- **Raw records**
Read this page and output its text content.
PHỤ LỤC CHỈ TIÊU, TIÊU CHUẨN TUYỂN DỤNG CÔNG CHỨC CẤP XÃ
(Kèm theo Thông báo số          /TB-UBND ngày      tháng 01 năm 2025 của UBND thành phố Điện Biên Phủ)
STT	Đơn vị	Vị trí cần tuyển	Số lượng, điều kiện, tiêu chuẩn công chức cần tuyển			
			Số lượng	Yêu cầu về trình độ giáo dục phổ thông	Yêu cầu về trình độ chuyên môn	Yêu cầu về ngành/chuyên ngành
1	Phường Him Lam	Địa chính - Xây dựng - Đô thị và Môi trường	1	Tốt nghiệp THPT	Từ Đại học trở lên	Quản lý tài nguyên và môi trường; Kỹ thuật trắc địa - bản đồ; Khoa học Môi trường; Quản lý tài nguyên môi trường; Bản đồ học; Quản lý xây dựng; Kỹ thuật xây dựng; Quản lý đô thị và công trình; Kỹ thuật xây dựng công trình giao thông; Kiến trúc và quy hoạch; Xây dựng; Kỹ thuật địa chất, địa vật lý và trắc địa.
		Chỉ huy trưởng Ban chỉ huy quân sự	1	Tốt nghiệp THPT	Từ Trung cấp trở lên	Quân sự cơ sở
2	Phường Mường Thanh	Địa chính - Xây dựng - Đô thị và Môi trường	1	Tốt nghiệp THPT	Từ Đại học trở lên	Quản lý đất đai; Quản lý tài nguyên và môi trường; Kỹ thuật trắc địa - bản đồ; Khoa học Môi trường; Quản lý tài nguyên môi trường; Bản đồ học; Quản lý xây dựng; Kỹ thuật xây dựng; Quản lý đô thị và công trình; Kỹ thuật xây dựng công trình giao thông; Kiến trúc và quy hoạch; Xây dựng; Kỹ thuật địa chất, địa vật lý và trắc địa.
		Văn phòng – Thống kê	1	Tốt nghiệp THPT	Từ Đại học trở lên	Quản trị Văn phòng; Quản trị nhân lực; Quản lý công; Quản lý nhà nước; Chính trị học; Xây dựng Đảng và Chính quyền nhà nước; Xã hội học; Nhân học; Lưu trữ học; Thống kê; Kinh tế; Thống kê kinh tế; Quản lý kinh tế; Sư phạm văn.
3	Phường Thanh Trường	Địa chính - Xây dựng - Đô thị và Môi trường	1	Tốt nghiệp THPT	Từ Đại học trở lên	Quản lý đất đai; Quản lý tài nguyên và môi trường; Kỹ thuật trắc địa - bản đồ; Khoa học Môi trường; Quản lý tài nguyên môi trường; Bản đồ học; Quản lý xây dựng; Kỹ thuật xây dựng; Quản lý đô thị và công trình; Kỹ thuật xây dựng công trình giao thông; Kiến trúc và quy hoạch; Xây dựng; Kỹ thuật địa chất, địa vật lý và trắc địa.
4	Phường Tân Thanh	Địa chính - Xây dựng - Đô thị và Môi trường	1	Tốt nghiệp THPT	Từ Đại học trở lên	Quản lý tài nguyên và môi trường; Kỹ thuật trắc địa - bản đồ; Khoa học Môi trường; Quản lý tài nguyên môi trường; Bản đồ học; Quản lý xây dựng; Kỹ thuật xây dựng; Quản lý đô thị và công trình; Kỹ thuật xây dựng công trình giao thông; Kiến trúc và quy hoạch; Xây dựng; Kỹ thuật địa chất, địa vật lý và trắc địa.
...
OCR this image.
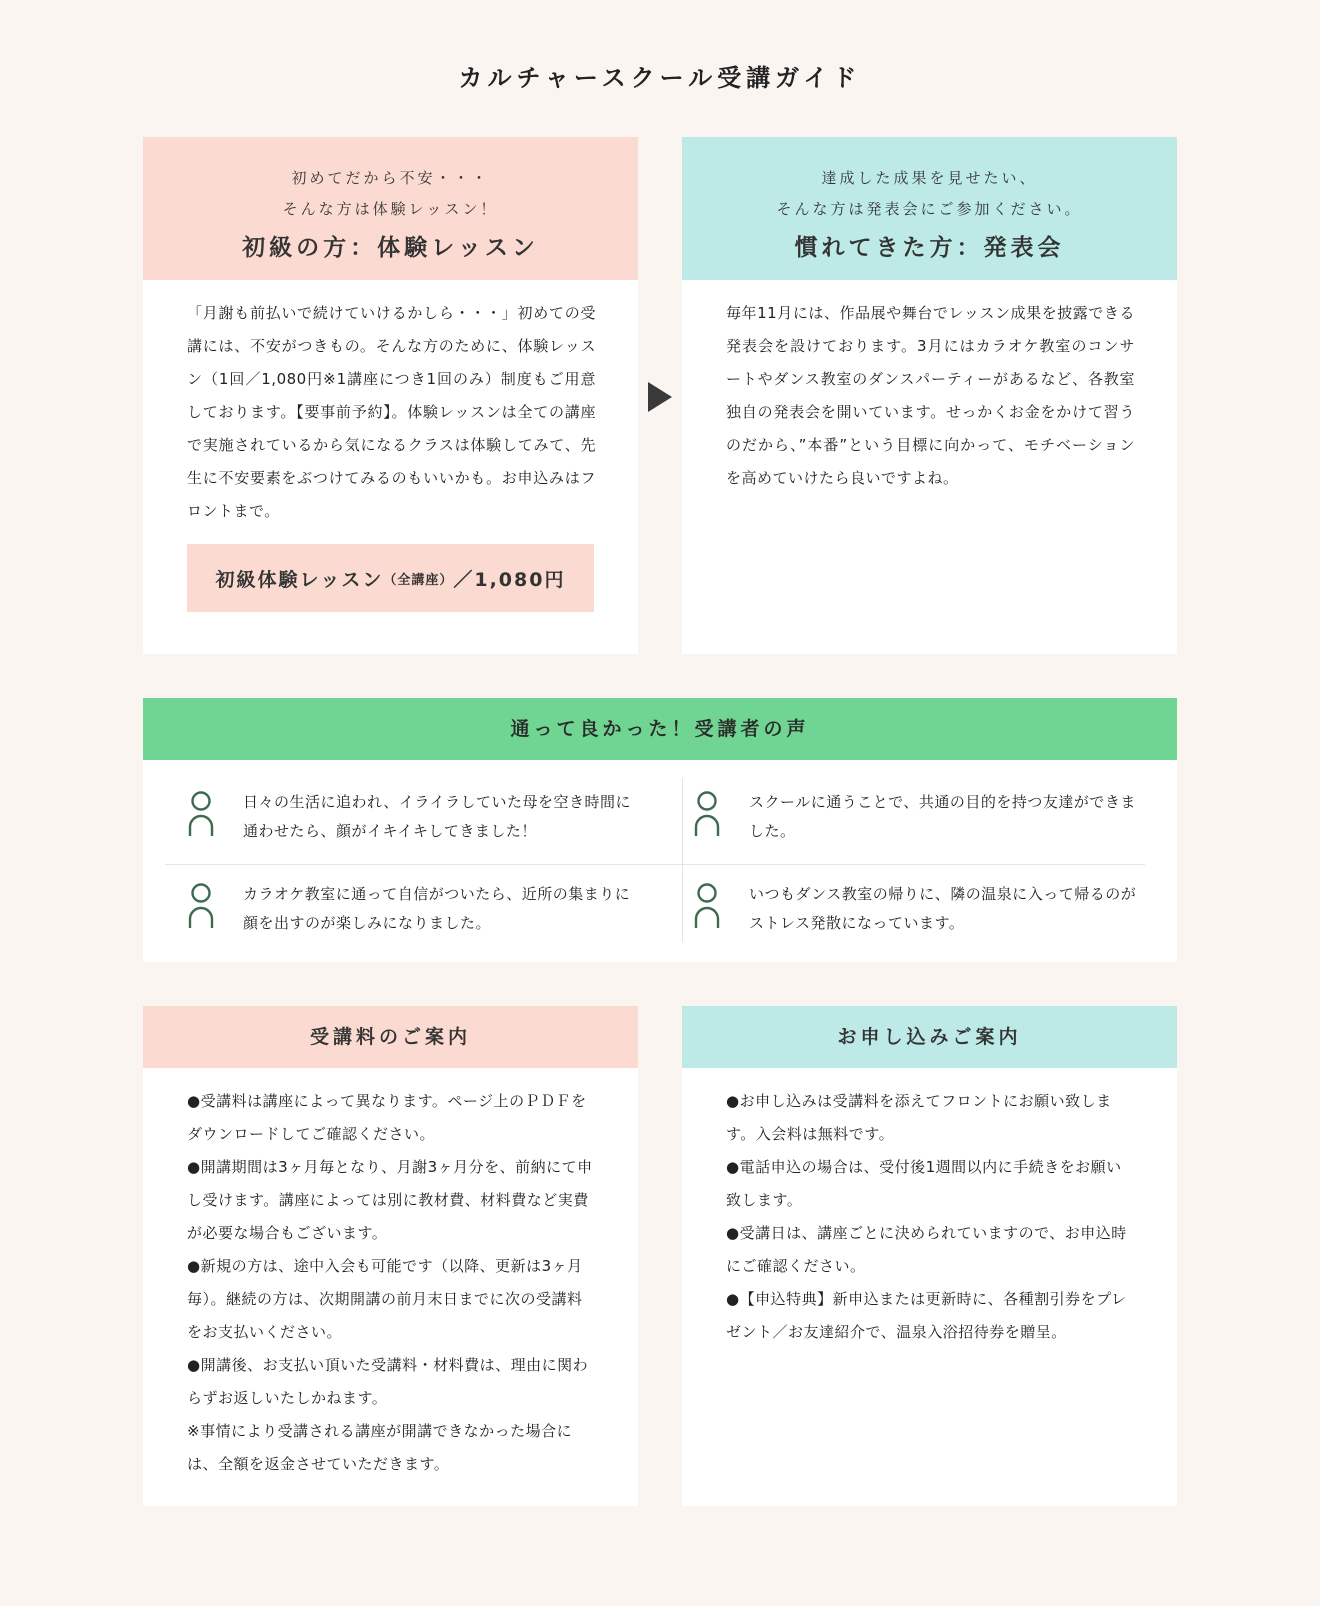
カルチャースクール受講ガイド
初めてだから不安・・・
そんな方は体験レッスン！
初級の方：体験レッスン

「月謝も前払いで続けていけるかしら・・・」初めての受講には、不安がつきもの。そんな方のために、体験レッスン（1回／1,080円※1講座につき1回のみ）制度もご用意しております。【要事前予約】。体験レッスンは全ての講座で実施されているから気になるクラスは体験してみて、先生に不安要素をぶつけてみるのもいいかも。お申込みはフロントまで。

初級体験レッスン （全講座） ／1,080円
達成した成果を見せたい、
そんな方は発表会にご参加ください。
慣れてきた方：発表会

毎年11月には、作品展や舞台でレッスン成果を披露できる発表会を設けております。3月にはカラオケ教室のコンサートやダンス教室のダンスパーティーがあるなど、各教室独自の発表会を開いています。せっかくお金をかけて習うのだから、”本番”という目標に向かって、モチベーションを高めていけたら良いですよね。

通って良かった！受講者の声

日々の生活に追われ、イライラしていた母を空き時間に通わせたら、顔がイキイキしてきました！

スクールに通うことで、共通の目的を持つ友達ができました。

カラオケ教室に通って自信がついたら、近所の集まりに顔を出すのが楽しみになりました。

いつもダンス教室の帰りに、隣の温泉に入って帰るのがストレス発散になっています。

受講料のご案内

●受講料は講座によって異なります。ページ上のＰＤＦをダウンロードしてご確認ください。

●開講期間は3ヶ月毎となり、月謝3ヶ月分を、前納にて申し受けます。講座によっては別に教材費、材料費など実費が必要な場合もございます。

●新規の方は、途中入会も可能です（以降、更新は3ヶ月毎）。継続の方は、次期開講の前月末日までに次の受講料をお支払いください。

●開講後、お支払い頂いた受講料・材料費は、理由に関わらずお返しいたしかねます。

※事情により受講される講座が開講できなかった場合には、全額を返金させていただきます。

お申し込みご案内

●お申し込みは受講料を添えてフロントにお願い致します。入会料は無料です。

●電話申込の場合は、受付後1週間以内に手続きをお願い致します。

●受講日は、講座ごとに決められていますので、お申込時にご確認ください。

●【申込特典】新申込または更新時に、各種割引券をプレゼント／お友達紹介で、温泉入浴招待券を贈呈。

- **Task instructions**
Go through the listing above and pull out each line containing the word "lượng".

- **Result below**
STT	Đơn vị	Vị trí cần tuyển	Số lượng, điều kiện, tiêu chuẩn công chức cần tuyển			
			Số lượng	Yêu cầu về trình độ giáo dục phổ thông	Yêu cầu về trình độ chuyên môn	Yêu cầu về ngành/chuyên ngành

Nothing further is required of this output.